TASK: Find every line below that contains the word "transport" and copy it out.
########
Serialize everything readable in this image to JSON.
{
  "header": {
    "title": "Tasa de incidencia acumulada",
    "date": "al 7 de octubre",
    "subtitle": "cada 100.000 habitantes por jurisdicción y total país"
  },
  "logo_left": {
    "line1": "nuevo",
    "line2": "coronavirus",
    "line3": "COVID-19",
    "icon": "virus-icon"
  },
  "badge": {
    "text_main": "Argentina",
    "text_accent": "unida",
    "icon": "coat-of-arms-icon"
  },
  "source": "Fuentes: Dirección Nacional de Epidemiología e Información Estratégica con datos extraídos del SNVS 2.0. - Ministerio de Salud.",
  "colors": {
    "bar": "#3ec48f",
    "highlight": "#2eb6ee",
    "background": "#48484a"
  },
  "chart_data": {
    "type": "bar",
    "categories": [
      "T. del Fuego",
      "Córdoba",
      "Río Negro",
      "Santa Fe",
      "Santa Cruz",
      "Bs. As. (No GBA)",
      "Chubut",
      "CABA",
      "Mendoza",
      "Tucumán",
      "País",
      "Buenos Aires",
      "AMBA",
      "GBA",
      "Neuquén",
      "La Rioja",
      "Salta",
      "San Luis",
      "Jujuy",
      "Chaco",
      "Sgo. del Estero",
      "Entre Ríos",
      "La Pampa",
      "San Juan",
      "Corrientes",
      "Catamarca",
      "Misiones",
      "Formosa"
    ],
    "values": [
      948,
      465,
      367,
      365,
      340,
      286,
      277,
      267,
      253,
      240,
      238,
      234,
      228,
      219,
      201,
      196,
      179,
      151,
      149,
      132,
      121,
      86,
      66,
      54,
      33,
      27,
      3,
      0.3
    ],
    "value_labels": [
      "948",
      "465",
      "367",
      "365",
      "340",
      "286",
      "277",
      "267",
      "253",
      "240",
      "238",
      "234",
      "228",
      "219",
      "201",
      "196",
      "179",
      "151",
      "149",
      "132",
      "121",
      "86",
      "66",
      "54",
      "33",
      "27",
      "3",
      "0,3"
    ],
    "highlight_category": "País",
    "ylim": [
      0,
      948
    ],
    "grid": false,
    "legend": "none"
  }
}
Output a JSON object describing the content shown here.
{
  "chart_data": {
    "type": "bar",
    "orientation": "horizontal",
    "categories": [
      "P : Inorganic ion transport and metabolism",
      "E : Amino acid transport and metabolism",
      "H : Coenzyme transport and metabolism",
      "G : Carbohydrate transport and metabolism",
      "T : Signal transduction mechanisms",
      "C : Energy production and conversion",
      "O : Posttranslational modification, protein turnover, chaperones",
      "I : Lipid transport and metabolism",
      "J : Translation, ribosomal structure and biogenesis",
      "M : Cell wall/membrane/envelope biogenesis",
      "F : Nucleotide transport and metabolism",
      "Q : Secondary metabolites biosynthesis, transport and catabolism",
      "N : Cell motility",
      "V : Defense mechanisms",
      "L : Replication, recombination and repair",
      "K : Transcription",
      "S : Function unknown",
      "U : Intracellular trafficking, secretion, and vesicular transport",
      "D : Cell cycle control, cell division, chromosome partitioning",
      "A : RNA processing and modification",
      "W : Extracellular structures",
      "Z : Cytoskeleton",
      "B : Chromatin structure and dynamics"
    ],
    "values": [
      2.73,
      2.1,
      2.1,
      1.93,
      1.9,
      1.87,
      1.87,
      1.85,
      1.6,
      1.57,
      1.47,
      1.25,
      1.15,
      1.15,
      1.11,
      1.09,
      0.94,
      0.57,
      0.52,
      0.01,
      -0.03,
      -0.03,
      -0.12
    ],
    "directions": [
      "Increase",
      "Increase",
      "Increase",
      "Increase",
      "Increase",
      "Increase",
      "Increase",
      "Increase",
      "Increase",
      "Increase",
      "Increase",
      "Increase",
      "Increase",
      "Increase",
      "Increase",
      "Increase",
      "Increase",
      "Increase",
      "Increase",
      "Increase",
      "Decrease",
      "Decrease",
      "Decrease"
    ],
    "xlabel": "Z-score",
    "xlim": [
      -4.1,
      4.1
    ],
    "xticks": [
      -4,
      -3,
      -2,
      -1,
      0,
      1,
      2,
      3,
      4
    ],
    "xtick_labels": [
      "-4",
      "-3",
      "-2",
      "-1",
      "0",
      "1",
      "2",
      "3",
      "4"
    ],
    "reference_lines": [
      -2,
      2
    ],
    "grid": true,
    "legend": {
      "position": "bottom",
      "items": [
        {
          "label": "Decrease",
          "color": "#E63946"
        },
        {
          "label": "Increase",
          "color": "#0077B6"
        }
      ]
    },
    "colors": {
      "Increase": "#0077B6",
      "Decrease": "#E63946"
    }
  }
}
########
EXERCISE RESULT:
      "P : Inorganic ion transport and metabolism",
      "E : Amino acid transport and metabolism",
      "H : Coenzyme transport and metabolism",
      "G : Carbohydrate transport and metabolism",
      "I : Lipid transport and metabolism",
      "F : Nucleotide transport and metabolism",
      "Q : Secondary metabolites biosynthesis, transport and catabolism",
      "U : Intracellular trafficking, secretion, and vesicular transport",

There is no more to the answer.